» **Source excerpt**
Unfortunately for the riders, who weren't too happy about the climb and the conditions, it was an amazing stage to watch. Perhaps some parts of the stage were a little too extreme, but the Angliru definitely captured the public's interest. It is no more brutal than Paris-Roubaix, and is much shorter. It will surely be back in future editions.

Bruyneel comments on Heras' win

With Roberto Heras' win on the Angliru stage yesterday, US Postal Service director Johan Bruyneel now has the job of having his men defend the leader's jersey for the next five days. This is not going to be an easy task, given that the team is down to six riders including Heras. However, at this stage of the race it's important that Heras be in the lead if he's to have any options on the overall by Madrid.

"Yesterday's stage to the Angliru was the stage that we all had been waiting for since the beginning of the Vuelta," said Johan Bruyneel. "This mountain is where Roberto won the Vuelta in 2000.

"We had a plan before the race, but it turned out that Kelme had other thoughts than us and they made the race really hard, especially the first few kilometres of the Angliru. Then, something strange happened - (Aitor) Gonzalez attacked with Roberto at his wheel and Sevilla was having trouble. This was ideal for us."

» **Stated goal**
Extend the Vuelta report above on Roberto Heras' Angliru stage win, picking up after its final sentence.

» **Records shown**
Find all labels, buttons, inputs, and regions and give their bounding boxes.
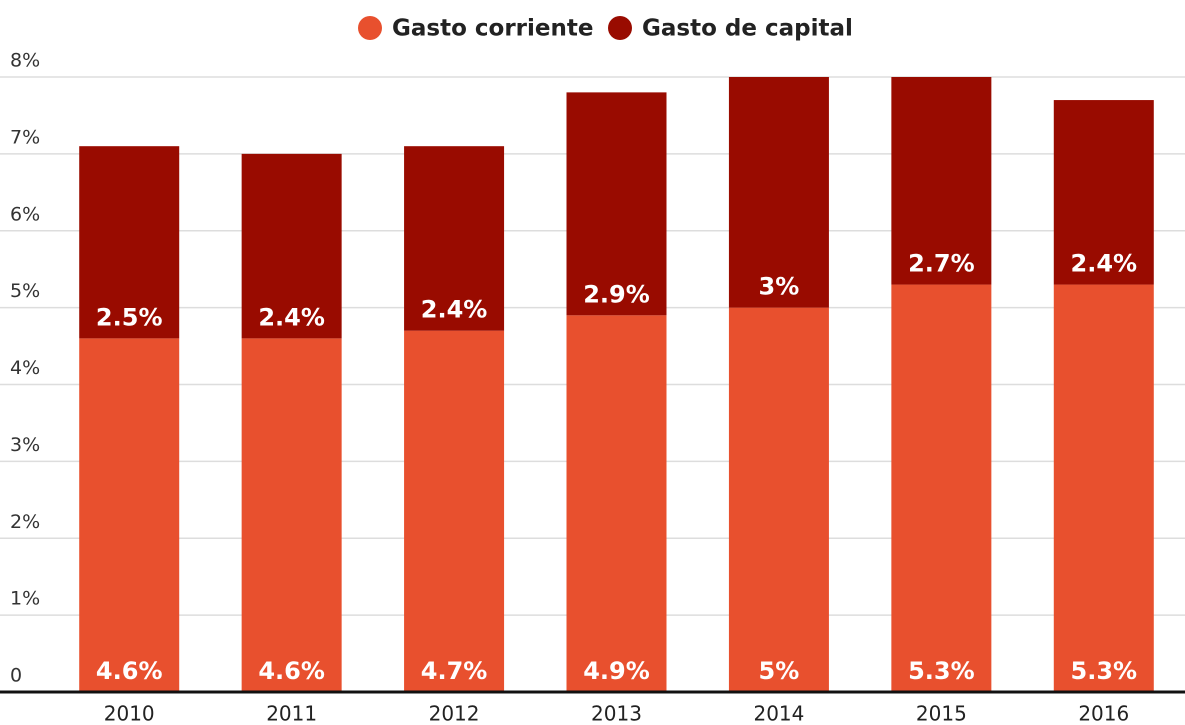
x-tick-label: 2016 (1078, 702, 1129, 725)
legend-label: Gasto de capital (642, 16, 853, 42)
x-tick-label: 2010 (104, 702, 155, 725)
value-label: 5.3% (908, 657, 975, 685)
bar-segment (404, 330, 505, 692)
value-label: 4.6% (96, 657, 163, 685)
bar-segment (728, 307, 829, 692)
y-tick-label: 0 (10, 665, 22, 687)
value-label: 4.9% (583, 657, 650, 685)
bar-segment (891, 77, 992, 285)
value-label: 5% (759, 657, 800, 685)
y-tick-label: 8% (10, 50, 40, 72)
value-label: 2.7% (908, 250, 975, 278)
value-label: 2.5% (96, 303, 163, 331)
x-tick-label: 2011 (266, 702, 317, 725)
legend-label: Gasto corriente (392, 16, 593, 42)
y-tick-label: 4% (10, 357, 40, 379)
y-tick-label: 7% (10, 126, 40, 148)
bar-segment (566, 92, 667, 316)
bar-segment (241, 153, 342, 339)
value-label: 2.4% (1071, 250, 1138, 278)
bar-segment (891, 284, 992, 692)
x-tick-label: 2014 (753, 702, 804, 725)
value-label: 4.7% (421, 657, 488, 685)
x-tick-label: 2013 (591, 702, 642, 725)
bar-segment (79, 338, 180, 692)
bar-segment (1053, 284, 1154, 692)
bar-segment (404, 146, 505, 331)
bar-segment (79, 146, 180, 339)
value-label: 2.9% (583, 280, 650, 308)
legend-marker (608, 16, 632, 40)
x-tick-label: 2012 (429, 702, 480, 725)
bar-segment (241, 338, 342, 692)
y-tick-label: 3% (10, 434, 40, 456)
bar-segment (566, 315, 667, 692)
y-tick-label: 5% (10, 280, 40, 302)
bar-segment (1053, 100, 1154, 285)
value-label: 2.4% (258, 303, 325, 331)
bar-segment (728, 77, 829, 308)
y-tick-label: 6% (10, 203, 40, 225)
legend-marker (358, 16, 382, 40)
value-label: 3% (759, 273, 800, 301)
x-tick-label: 2015 (916, 702, 967, 725)
value-label: 2.4% (421, 296, 488, 324)
y-tick-label: 2% (10, 511, 40, 533)
value-label: 5.3% (1071, 657, 1138, 685)
value-label: 4.6% (258, 657, 325, 685)
y-tick-label: 1% (10, 588, 40, 610)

» **Result**
"As soon as Roberto heard over the radio (about Sevilla's troubles), he attacked and from that moment on he was flying up the mountain," said Bruyneel. "We had hoped to get two minutes out of Sevilla and a little more on Gonzalez, but it turned out to be the opposite. Gonzalez defended himself very well and he's the biggest threat now, since he is a time trial specialist and we have one more time trial coming up."

Finally, Bruyneel expressed confidence in the remaining members of the team for the coming stages. "I'm confident that Roberto will get the support he needs of his remaining U.S. Postal Service teammates and that he may get some more time out of his closest rivals in one of the other mountain stages," he finished.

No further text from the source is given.